[Dataset rows]

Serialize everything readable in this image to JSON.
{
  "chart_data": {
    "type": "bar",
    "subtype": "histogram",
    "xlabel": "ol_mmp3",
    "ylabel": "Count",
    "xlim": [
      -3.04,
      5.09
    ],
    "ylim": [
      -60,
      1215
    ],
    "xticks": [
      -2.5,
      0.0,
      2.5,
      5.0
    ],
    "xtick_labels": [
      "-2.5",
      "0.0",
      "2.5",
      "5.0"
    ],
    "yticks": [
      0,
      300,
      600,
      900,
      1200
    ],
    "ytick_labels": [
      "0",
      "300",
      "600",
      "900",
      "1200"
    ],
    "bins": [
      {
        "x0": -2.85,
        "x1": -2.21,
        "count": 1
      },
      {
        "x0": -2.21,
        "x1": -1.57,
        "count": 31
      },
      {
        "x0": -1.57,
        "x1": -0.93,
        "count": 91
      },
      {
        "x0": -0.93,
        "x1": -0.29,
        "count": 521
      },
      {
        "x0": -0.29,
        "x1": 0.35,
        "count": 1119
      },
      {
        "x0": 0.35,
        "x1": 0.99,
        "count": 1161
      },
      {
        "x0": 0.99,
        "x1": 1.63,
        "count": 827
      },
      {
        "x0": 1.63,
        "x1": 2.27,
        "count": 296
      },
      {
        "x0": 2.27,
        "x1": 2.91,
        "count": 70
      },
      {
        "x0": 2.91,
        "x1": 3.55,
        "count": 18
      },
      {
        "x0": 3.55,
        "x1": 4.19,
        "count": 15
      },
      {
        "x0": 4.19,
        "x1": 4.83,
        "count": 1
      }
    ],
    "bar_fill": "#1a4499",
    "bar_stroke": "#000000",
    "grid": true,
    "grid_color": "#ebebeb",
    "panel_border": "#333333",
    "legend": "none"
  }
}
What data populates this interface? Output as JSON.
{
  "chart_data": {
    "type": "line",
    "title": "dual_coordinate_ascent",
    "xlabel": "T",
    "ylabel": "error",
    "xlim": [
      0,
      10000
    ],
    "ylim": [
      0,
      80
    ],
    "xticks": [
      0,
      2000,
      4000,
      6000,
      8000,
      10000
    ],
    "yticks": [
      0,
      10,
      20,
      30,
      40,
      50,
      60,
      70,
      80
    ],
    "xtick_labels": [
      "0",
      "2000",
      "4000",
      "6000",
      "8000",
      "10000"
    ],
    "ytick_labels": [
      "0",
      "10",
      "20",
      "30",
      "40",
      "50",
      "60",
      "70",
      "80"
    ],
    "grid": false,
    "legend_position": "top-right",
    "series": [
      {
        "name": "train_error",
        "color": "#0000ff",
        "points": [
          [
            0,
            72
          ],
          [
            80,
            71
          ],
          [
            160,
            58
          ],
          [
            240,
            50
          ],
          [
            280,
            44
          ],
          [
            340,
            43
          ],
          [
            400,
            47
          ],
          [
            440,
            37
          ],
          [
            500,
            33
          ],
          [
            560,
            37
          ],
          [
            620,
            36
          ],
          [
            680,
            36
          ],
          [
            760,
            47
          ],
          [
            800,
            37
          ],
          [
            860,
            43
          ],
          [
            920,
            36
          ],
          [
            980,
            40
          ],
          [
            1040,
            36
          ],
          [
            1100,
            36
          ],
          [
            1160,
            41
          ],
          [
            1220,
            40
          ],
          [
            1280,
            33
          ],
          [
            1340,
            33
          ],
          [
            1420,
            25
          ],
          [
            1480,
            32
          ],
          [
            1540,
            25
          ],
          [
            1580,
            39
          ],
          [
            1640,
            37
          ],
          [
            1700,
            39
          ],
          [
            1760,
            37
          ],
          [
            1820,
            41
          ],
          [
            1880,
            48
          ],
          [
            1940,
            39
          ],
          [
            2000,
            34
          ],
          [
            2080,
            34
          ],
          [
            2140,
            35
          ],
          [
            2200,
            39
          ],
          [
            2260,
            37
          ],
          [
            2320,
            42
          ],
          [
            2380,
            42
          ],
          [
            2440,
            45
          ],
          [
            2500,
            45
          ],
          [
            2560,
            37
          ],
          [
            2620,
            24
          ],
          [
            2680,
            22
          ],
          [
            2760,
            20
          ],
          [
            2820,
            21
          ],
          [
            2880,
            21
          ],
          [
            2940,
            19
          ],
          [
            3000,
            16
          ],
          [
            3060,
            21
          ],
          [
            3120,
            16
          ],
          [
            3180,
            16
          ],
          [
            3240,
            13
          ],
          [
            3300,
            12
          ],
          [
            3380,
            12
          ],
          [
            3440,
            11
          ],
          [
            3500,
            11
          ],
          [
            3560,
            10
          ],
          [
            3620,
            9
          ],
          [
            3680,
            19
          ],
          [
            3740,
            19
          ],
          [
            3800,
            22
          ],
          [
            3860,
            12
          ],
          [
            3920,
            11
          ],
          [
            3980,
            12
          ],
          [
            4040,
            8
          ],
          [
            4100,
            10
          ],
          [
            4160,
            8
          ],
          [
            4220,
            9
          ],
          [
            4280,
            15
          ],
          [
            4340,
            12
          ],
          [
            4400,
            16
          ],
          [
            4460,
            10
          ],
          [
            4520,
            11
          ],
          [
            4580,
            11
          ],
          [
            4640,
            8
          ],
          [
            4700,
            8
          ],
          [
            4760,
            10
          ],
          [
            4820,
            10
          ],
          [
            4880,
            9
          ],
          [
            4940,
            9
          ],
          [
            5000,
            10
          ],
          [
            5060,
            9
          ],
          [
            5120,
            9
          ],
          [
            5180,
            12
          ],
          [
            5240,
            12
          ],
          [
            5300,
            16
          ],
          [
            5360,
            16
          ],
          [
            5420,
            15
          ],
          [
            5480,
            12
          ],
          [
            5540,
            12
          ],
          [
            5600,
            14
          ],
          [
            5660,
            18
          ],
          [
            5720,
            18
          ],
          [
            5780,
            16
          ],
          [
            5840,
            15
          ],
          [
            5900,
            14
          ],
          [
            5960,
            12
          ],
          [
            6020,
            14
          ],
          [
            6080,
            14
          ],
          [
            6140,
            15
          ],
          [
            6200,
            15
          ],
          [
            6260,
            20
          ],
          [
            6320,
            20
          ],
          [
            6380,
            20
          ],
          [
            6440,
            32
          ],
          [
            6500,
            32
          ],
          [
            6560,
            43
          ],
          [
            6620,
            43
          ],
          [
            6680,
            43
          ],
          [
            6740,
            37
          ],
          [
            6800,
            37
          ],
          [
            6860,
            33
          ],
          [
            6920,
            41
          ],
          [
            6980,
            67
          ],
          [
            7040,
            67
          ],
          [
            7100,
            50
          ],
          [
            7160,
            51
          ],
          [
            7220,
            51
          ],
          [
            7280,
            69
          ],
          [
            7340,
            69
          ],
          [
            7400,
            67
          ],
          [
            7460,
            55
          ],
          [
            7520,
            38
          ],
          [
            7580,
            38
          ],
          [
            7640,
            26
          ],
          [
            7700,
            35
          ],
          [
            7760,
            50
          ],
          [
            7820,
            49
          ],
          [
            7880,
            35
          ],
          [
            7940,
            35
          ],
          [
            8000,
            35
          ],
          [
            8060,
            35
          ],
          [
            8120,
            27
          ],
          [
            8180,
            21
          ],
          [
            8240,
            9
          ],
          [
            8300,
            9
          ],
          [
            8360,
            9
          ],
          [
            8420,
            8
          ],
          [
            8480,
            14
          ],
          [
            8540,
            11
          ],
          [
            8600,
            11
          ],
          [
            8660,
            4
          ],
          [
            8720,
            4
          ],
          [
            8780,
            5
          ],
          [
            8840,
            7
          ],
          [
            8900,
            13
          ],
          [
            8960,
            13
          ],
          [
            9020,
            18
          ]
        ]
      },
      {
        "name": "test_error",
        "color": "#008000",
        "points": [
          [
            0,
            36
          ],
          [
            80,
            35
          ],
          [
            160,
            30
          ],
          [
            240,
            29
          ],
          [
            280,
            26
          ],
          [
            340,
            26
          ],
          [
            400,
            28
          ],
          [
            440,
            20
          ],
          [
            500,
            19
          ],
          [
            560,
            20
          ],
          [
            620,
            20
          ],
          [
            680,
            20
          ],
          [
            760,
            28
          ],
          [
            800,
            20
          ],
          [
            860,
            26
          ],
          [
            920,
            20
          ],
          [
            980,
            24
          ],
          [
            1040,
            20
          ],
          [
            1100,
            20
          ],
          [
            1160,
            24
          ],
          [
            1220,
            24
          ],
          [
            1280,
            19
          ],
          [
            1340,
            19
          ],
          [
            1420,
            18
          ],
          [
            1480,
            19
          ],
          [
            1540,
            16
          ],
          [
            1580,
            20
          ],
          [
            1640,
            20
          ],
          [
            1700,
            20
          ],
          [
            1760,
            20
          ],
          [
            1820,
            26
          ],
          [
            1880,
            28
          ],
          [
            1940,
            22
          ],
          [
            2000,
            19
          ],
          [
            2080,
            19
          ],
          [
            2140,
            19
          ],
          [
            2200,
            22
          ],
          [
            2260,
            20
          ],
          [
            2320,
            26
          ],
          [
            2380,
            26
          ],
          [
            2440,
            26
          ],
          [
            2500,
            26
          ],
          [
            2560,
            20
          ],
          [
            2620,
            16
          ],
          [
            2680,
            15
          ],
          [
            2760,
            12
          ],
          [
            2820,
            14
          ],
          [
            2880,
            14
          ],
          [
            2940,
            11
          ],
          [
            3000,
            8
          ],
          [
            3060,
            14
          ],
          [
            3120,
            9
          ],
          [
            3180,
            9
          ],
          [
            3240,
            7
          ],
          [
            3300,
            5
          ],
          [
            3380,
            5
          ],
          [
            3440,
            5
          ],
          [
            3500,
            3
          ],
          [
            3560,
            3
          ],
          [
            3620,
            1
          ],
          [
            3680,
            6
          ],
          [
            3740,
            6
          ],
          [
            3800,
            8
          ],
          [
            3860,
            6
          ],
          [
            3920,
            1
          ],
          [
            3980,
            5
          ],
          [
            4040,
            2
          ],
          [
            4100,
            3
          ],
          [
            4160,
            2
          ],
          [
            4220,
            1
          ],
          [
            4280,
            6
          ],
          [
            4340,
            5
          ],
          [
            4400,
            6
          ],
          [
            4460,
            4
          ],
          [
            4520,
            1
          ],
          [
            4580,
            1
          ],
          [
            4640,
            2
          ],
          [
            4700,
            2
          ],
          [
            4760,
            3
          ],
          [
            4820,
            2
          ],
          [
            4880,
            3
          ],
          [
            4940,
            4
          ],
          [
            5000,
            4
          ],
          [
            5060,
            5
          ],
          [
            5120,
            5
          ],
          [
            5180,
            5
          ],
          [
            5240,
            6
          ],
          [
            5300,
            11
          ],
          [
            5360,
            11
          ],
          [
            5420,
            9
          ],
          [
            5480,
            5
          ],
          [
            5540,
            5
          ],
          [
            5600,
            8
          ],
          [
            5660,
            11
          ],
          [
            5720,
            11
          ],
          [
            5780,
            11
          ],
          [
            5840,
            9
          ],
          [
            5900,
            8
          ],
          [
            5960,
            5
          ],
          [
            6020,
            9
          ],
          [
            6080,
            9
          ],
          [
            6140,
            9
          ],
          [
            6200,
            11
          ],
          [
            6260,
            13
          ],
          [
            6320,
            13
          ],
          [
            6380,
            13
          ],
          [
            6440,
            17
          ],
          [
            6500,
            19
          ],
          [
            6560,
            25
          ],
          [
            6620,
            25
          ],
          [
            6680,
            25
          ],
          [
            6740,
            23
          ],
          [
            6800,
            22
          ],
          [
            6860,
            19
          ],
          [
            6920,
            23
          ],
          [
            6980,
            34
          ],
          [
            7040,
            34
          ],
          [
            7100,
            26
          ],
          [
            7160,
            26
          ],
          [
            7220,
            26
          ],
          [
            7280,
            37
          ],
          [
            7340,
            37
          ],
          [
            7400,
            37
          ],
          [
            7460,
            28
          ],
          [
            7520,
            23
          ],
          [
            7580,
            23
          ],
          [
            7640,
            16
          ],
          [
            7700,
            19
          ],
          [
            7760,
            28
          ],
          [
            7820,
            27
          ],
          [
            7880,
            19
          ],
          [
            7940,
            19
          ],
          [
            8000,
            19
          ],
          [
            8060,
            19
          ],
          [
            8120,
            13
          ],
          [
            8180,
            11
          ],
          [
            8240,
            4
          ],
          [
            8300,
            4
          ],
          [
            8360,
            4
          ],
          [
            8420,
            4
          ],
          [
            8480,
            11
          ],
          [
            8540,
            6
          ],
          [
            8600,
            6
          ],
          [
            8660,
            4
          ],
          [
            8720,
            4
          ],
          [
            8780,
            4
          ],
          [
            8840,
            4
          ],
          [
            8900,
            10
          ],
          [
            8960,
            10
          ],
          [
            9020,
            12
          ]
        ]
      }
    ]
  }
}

## Problem
Give only the number of lines above that hold the string "this".

## Written answer
2